第一题组合数学题。可以使用递推,设1与其他各数分别连边,假设N=3;若1-4,则圆分成两部分计数,此时可以利用乘法原理。(高精度)
#include <cstdio>
#include <cstring>
#include <iostream>
#include <string>
using namespace std;
const int maxn = 200;
struct bign {
int len, s[maxn];
bign() {
memset(s, 0, sizeof(s));
len = 1;
}
bign(int num) {
*this = num;
}
bign(const char* num) {
*this = num;
}
bign operator =(int num) { //直接以整数赋值
char s[maxn];
sprintf(s, "%d", num);
*this = s;
return *this;
}
bign operator =(const char* num) { //以字符串赋值
len = strlen(num);
for(int i = 0; i < len; i++)
s[i] = num[len - i - 1] - '0';
return *this;
}
string str() const { //将bign转化成字符串
string res = "";
for(int i = 0; i < len; i++)
res = (char) (s[i] + '0') + res;
if(res == "")
res = "0";
return res;
}
bign operator +(const bign& b) const { //重载+号运算
bign c;
c.len = 0;
for(int i = 0, g = 0; g || i < max(len, b.len); i++) {
int x = g;
if(i < len) x += s[i];
if(i < b.len) x += b.s[i];
c.s[c.len++] = x % 10;
g = x / 10;
}
return c;
}
void clean() { //去掉前到0
while(len > 1 && !s[len - 1])
len--;
}
bign operator *(const bign& b) { //重载*号运算
bign c;
c.len = len + b.len;
for(int i = 0; i < len; i++)
for(int j = 0; j < b.len; j++)
##############################
▶ [待办任务]: 请一字不改地照录所给文字全文。 答题时只以所给文字为依据。

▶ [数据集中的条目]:
##############################
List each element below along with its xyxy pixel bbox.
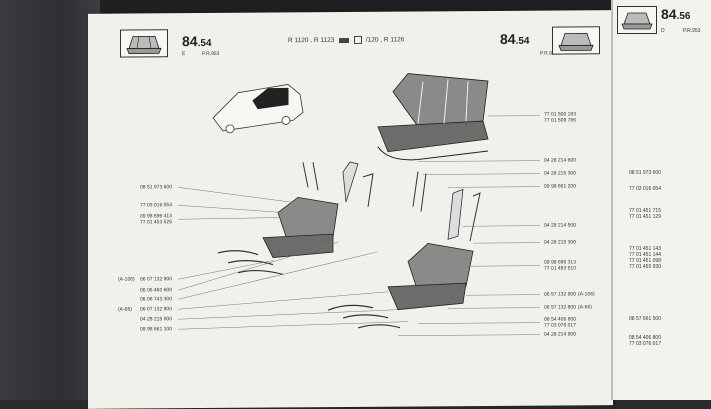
part-number: 06 06 743 300 [140,296,172,302]
part-number: 04 28 214 900 [544,331,576,337]
background-left-surface [0,0,100,400]
catalog-page: 84.54 E P.R.953 R 1120 , R 1123 /120 , R… [88,10,613,409]
part-number: 04 28 214 600 [544,157,576,163]
application-code: (A-66) [578,304,592,310]
facing-d-mark: D [661,28,665,34]
part-number: 77 01 453 510 [544,265,576,271]
part-number: 08 51 973 600 [629,170,661,176]
part-number: 08 57 661 500 [629,316,661,322]
part-number: 06 07 132 800 [140,306,172,312]
facing-page-number: 84.56 [661,6,690,22]
part-number: 08 51 973 600 [140,184,172,190]
part-number: 06 07 132 900 [140,276,172,282]
application-code: (A-106) [118,277,135,283]
bench-seat-icon [618,7,656,33]
part-number: 06 57 132 800 [544,304,576,310]
part-number: 04 28 215 300 [544,239,576,245]
part-number: 04 28 214 500 [544,222,576,228]
car-illustration [213,84,303,133]
bench-seat-top-illustration [378,73,488,160]
part-number: 77 03 076 017 [629,341,661,347]
application-code: (A-66) [118,307,132,313]
part-number: 77 03 076 017 [544,322,576,328]
facing-pr-reference: P.R.953 [683,28,700,34]
seat-thumbnail-facing [617,6,657,34]
part-number: 77 01 451 129 [629,214,661,220]
part-number: 77 01 455 930 [629,264,661,270]
part-number: 04 28 215 300 [544,170,576,176]
part-number: 09 98 661 100 [140,326,172,332]
part-number: 77 03 016 054 [629,186,661,192]
part-number: 09 98 661 200 [544,183,576,189]
application-code: (A-106) [578,291,595,297]
seat-section-right-illustration [328,171,480,328]
part-number: 77 01 453 525 [140,219,172,225]
facing-page: 84.56 D P.R.953 08 51 973 600 77 03 016 … [611,0,711,400]
part-number: 06 06 460 600 [140,287,172,293]
part-number: 77 03 016 054 [140,202,172,208]
part-number: 06 57 132 900 [544,291,576,297]
part-number: 04 28 215 000 [140,316,172,322]
exploded-diagram [88,10,613,409]
part-number: 77 01 509 786 [544,117,576,123]
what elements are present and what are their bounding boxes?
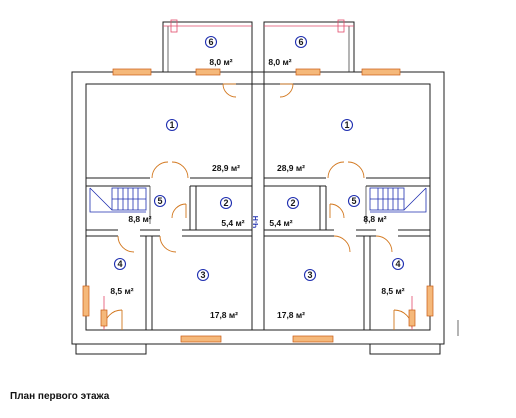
room-area: 8,5 м² — [381, 286, 404, 296]
room-right-5: 5 8,8 м² — [347, 194, 387, 224]
room-right-3: 3 17,8 м² — [277, 268, 317, 320]
svg-text:3: 3 — [307, 270, 312, 280]
room-left-6: 6 8,0 м² — [204, 35, 233, 67]
room-right-2: 2 5,4 м² — [269, 196, 300, 228]
doors — [103, 83, 413, 330]
room-marker: 1 — [165, 118, 179, 132]
room-left-1: 1 28,9 м² — [165, 118, 240, 173]
room-marker: 3 — [196, 268, 210, 282]
room-left-4: 4 8,5 м² — [110, 257, 134, 296]
room-area: 5,4 м² — [269, 218, 292, 228]
room-marker: 5 — [153, 194, 167, 208]
room-area: 8,5 м² — [110, 286, 133, 296]
room-area: 17,8 м² — [210, 310, 238, 320]
svg-text:3: 3 — [200, 270, 205, 280]
porches-bottom — [75, 296, 459, 355]
svg-text:2: 2 — [290, 198, 295, 208]
balconies-top — [162, 19, 355, 73]
room-right-1: 1 28,9 м² — [277, 118, 354, 173]
room-marker: 1 — [340, 118, 354, 132]
room-marker: 2 — [286, 196, 300, 210]
svg-text:6: 6 — [298, 37, 303, 47]
partitions-right — [264, 177, 430, 330]
room-marker: 6 — [204, 35, 218, 49]
outer-walls — [71, 71, 445, 345]
plan-caption: План первого этажа — [10, 391, 110, 402]
room-area: 28,9 м² — [212, 163, 240, 173]
room-right-4: 4 8,5 м² — [381, 257, 405, 296]
room-area: 8,0 м² — [209, 57, 232, 67]
svg-text:6: 6 — [208, 37, 213, 47]
staircase-right — [369, 187, 427, 213]
room-marker: 4 — [113, 257, 127, 271]
room-right-6: 6 8,0 м² — [268, 35, 308, 67]
room-area: 8,0 м² — [268, 57, 291, 67]
room-area: 28,9 м² — [277, 163, 305, 173]
room-marker: 3 — [303, 268, 317, 282]
center-axis-label: Ч-Н — [253, 216, 260, 228]
room-area: 17,8 м² — [277, 310, 305, 320]
staircase-left — [89, 187, 147, 213]
svg-text:1: 1 — [169, 120, 174, 130]
svg-text:2: 2 — [223, 198, 228, 208]
svg-text:4: 4 — [117, 259, 122, 269]
svg-text:1: 1 — [344, 120, 349, 130]
svg-text:5: 5 — [157, 196, 162, 206]
room-area: 5,4 м² — [221, 218, 244, 228]
room-marker: 5 — [347, 194, 361, 208]
windows — [82, 68, 434, 343]
svg-text:4: 4 — [395, 259, 400, 269]
room-area: 8,8 м² — [128, 214, 151, 224]
room-left-3: 3 17,8 м² — [196, 268, 238, 320]
room-left-5: 5 8,8 м² — [128, 194, 167, 224]
room-marker: 6 — [294, 35, 308, 49]
room-left-2: 2 5,4 м² — [219, 196, 245, 228]
room-marker: 4 — [391, 257, 405, 271]
room-marker: 2 — [219, 196, 233, 210]
svg-text:5: 5 — [351, 196, 356, 206]
room-area: 8,8 м² — [363, 214, 386, 224]
partitions-left — [86, 177, 252, 330]
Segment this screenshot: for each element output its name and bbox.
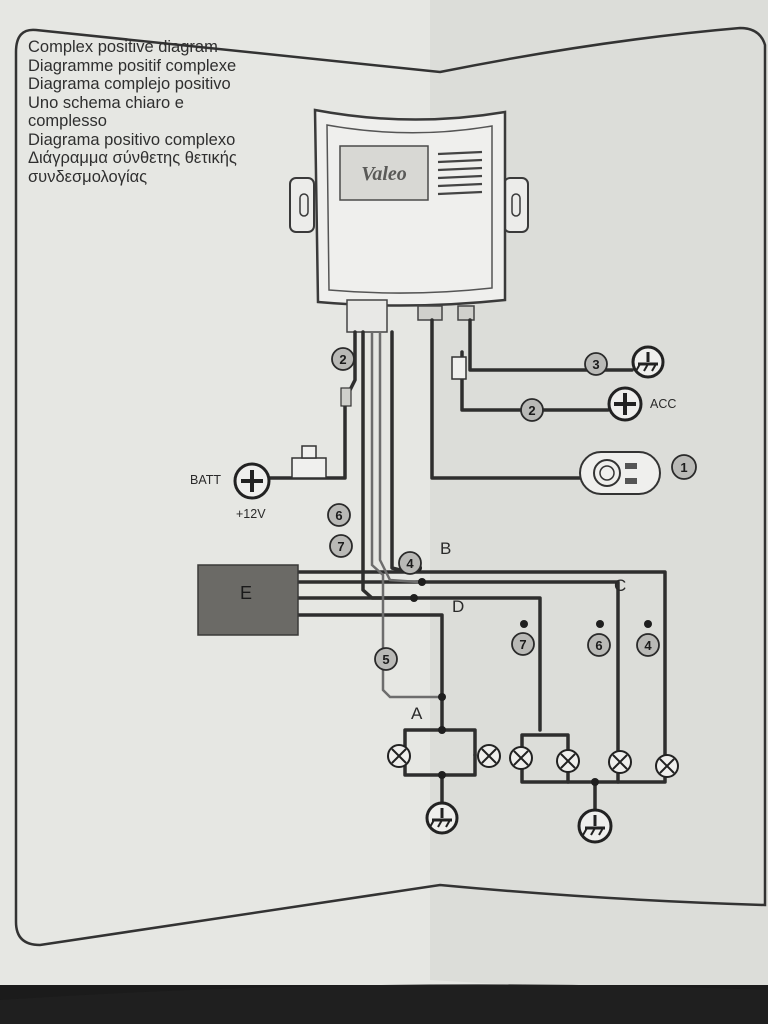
ground-icon-left bbox=[425, 801, 459, 835]
node-b-label: B bbox=[440, 539, 451, 558]
title-line: Διάγραμμα σύνθετης θετικής bbox=[28, 149, 237, 167]
badge-2-acc: 2 bbox=[528, 403, 535, 418]
brand-plate bbox=[339, 145, 429, 201]
junction-dots bbox=[410, 564, 652, 786]
lamp-icon bbox=[608, 750, 632, 774]
lamp-icon bbox=[655, 754, 679, 778]
lamp-icon bbox=[509, 746, 533, 770]
ground-icon-right bbox=[577, 808, 613, 844]
title-line: Complex positive diagram bbox=[28, 38, 218, 56]
ground-icon-top bbox=[631, 345, 665, 379]
badge-3-ground: 3 bbox=[592, 357, 599, 372]
batt-plus-icon bbox=[233, 462, 271, 500]
badge-2-batt: 2 bbox=[339, 352, 346, 367]
batt-voltage-label: +12V bbox=[236, 507, 266, 521]
title-line: Diagramme positif complexe bbox=[28, 56, 237, 75]
grey-wires bbox=[370, 332, 442, 699]
badge-1-sensor: 1 bbox=[680, 460, 687, 475]
node-a-label: A bbox=[411, 704, 423, 723]
lamps bbox=[387, 744, 679, 778]
badge-4-lamp: 4 bbox=[644, 638, 652, 653]
fuse-holder bbox=[291, 356, 467, 479]
title-line: συνδεσμολογίας bbox=[28, 167, 148, 186]
module-e-label: E bbox=[240, 583, 252, 603]
lamp-icon bbox=[477, 744, 501, 768]
wire-badges bbox=[327, 347, 697, 671]
badge-4-node: 4 bbox=[406, 556, 414, 571]
node-c-label: C bbox=[614, 576, 626, 595]
page-frame bbox=[14, 26, 767, 947]
control-box bbox=[289, 108, 529, 333]
brand-logo: Valeo bbox=[361, 163, 407, 185]
title-line: Diagrama complejo positivo bbox=[28, 75, 231, 93]
title-line: complesso bbox=[28, 112, 107, 130]
module-e bbox=[197, 564, 299, 636]
diagram-title: Complex positive diagram Diagramme posit… bbox=[28, 38, 298, 186]
lamp-icon bbox=[556, 749, 580, 773]
node-d-label: D bbox=[452, 597, 464, 616]
acc-plus-icon bbox=[607, 386, 643, 422]
sensor-indicator-icon bbox=[579, 451, 661, 495]
title-line: Diagrama positivo complexo bbox=[28, 130, 236, 149]
badge-7-wire: 7 bbox=[337, 539, 344, 554]
badge-6-wire: 6 bbox=[335, 508, 342, 523]
badge-6-lamp: 6 bbox=[595, 638, 602, 653]
batt-label: BATT bbox=[190, 473, 221, 487]
acc-label: ACC bbox=[650, 397, 676, 411]
lamp-icon bbox=[387, 744, 411, 768]
title-line: Uno schema chiaro e bbox=[28, 93, 184, 112]
badge-5-wire: 5 bbox=[382, 652, 389, 667]
wire-badge-labels: 2 3 2 1 4 6 7 5 7 6 4 bbox=[335, 352, 687, 667]
badge-7-lamp: 7 bbox=[519, 637, 526, 652]
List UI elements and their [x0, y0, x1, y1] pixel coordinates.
##############################
▶ [本题解答]:
第一题组合数学题。可以使用递推,设1与其他各数分别连边,假设N=3;若1-4,则圆分成两部分计数,此时可以利用乘法原理。(高精度)
#include <cstdio>
#include <cstring>
#include <iostream>
#include <string>
using namespace std;
const int maxn = 200;
struct bign {
int len, s[maxn];
bign() {
memset(s, 0, sizeof(s));
len = 1;
}
bign(int num) {
*this = num;
}
bign(const char* num) {
*this = num;
}
bign operator =(int num) { //直接以整数赋值
char s[maxn];
sprintf(s, "%d", num);
*this = s;
return *this;
}
bign operator =(const char* num) { //以字符串赋值
len = strlen(num);
for(int i = 0; i < len; i++)
s[i] = num[len - i - 1] - '0';
return *this;
}
string str() const { //将bign转化成字符串
string res = "";
for(int i = 0; i < len; i++)
res = (char) (s[i] + '0') + res;
if(res == "")
res = "0";
return res;
}
bign operator +(const bign& b) const { //重载+号运算
bign c;
c.len = 0;
for(int i = 0, g = 0; g || i < max(len, b.len); i++) {
int x = g;
if(i < len) x += s[i];
if(i < b.len) x += b.s[i];
c.s[c.len++] = x % 10;
g = x / 10;
}
return c;
}
void clean() { //去掉前到0
while(len > 1 && !s[len - 1])
len--;
}
bign operator *(const bign& b) { //重载*号运算
bign c;
c.len = len + b.len;
for(int i = 0; i < len; i++)
for(int j = 0; j < b.len; j++)